▶ Data shown:
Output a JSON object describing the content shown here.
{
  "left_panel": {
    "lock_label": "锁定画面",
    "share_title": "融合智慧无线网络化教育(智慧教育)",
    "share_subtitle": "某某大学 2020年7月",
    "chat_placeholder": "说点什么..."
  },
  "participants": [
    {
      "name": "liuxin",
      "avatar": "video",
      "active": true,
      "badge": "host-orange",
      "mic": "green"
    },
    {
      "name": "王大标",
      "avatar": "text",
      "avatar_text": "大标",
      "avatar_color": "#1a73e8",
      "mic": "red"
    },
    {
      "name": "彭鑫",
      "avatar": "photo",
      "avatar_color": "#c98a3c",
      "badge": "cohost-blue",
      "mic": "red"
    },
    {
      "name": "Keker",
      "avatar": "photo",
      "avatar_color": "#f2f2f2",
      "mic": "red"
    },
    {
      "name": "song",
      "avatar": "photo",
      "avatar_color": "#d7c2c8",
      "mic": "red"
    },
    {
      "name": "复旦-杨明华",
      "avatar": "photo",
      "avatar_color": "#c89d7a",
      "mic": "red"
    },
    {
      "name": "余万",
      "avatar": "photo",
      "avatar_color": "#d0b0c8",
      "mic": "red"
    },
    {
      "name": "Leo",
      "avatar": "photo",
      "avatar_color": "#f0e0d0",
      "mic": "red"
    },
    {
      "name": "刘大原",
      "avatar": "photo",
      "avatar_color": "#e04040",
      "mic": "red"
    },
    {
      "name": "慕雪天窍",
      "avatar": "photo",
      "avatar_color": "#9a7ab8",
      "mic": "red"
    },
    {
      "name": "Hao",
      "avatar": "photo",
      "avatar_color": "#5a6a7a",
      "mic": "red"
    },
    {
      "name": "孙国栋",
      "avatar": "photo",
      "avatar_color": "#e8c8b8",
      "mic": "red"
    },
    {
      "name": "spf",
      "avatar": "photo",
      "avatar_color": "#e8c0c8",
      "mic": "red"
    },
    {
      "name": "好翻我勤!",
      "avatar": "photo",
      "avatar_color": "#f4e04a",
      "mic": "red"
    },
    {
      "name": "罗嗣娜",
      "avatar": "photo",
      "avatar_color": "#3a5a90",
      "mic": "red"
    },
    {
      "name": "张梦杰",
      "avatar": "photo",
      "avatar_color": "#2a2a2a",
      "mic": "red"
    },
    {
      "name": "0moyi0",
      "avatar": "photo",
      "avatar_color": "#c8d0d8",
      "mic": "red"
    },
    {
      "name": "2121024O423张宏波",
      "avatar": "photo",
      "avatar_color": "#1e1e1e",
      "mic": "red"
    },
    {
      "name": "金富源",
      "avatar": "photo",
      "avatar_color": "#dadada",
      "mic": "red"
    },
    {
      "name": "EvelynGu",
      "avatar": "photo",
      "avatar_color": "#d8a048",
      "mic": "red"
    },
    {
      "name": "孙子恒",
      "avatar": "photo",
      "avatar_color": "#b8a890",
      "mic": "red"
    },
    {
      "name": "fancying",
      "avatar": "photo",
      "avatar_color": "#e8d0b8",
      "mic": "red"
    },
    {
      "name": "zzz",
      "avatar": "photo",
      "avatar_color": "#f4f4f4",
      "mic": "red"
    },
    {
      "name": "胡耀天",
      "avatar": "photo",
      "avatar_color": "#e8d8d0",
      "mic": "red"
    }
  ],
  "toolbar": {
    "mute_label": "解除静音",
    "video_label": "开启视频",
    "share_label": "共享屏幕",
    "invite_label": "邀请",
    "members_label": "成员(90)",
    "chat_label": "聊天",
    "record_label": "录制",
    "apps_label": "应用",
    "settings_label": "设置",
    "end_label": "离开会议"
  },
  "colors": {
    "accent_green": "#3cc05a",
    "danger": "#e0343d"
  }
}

▶ What you have to do: Write out the whole listing exactly.

▶ Written answer:
Output a JSON object describing the content shown here.
{
  "left_panel": {
    "lock_label": "锁定画面",
    "share_title": "融合智慧无线网络化教育(智慧教育)",
    "share_subtitle": "某某大学 2020年7月",
    "chat_placeholder": "说点什么..."
  },
  "participants": [
    {
      "name": "liuxin",
      "avatar": "video",
      "active": true,
      "badge": "host-orange",
      "mic": "green"
    },
    {
      "name": "王大标",
      "avatar": "text",
      "avatar_text": "大标",
      "avatar_color": "#1a73e8",
      "mic": "red"
    },
    {
      "name": "彭鑫",
      "avatar": "photo",
      "avatar_color": "#c98a3c",
      "badge": "cohost-blue",
      "mic": "red"
    },
    {
      "name": "Keker",
      "avatar": "photo",
      "avatar_color": "#f2f2f2",
      "mic": "red"
    },
    {
      "name": "song",
      "avatar": "photo",
      "avatar_color": "#d7c2c8",
      "mic": "red"
    },
    {
      "name": "复旦-杨明华",
      "avatar": "photo",
      "avatar_color": "#c89d7a",
      "mic": "red"
    },
    {
      "name": "余万",
      "avatar": "photo",
      "avatar_color": "#d0b0c8",
      "mic": "red"
    },
    {
      "name": "Leo",
      "avatar": "photo",
      "avatar_color": "#f0e0d0",
      "mic": "red"
    },
    {
      "name": "刘大原",
      "avatar": "photo",
      "avatar_color": "#e04040",
      "mic": "red"
    },
    {
      "name": "慕雪天窍",
      "avatar": "photo",
      "avatar_color": "#9a7ab8",
      "mic": "red"
    },
    {
      "name": "Hao",
      "avatar": "photo",
      "avatar_color": "#5a6a7a",
      "mic": "red"
    },
    {
      "name": "孙国栋",
      "avatar": "photo",
      "avatar_color": "#e8c8b8",
      "mic": "red"
    },
    {
      "name": "spf",
      "avatar": "photo",
      "avatar_color": "#e8c0c8",
      "mic": "red"
    },
    {
      "name": "好翻我勤!",
      "avatar": "photo",
      "avatar_color": "#f4e04a",
      "mic": "red"
    },
    {
      "name": "罗嗣娜",
      "avatar": "photo",
      "avatar_color": "#3a5a90",
      "mic": "red"
    },
    {
      "name": "张梦杰",
      "avatar": "photo",
      "avatar_color": "#2a2a2a",
      "mic": "red"
    },
    {
      "name": "0moyi0",
      "avatar": "photo",
      "avatar_color": "#c8d0d8",
      "mic": "red"
    },
    {
      "name": "2121024O423张宏波",
      "avatar": "photo",
      "avatar_color": "#1e1e1e",
      "mic": "red"
    },
    {
      "name": "金富源",
      "avatar": "photo",
      "avatar_color": "#dadada",
      "mic": "red"
    },
    {
      "name": "EvelynGu",
      "avatar": "photo",
      "avatar_color": "#d8a048",
      "mic": "red"
    },
    {
      "name": "孙子恒",
      "avatar": "photo",
      "avatar_color": "#b8a890",
      "mic": "red"
    },
    {
      "name": "fancying",
      "avatar": "photo",
      "avatar_color": "#e8d0b8",
      "mic": "red"
    },
    {
      "name": "zzz",
      "avatar": "photo",
      "avatar_color": "#f4f4f4",
      "mic": "red"
    },
    {
      "name": "胡耀天",
      "avatar": "photo",
      "avatar_color": "#e8d8d0",
      "mic": "red"
    }
  ],
  "toolbar": {
    "mute_label": "解除静音",
    "video_label": "开启视频",
    "share_label": "共享屏幕",
    "invite_label": "邀请",
    "members_label": "成员(90)",
    "chat_label": "聊天",
    "record_label": "录制",
    "apps_label": "应用",
    "settings_label": "设置",
    "end_label": "离开会议"
  },
  "colors": {
    "accent_green": "#3cc05a",
    "danger": "#e0343d"
  }
}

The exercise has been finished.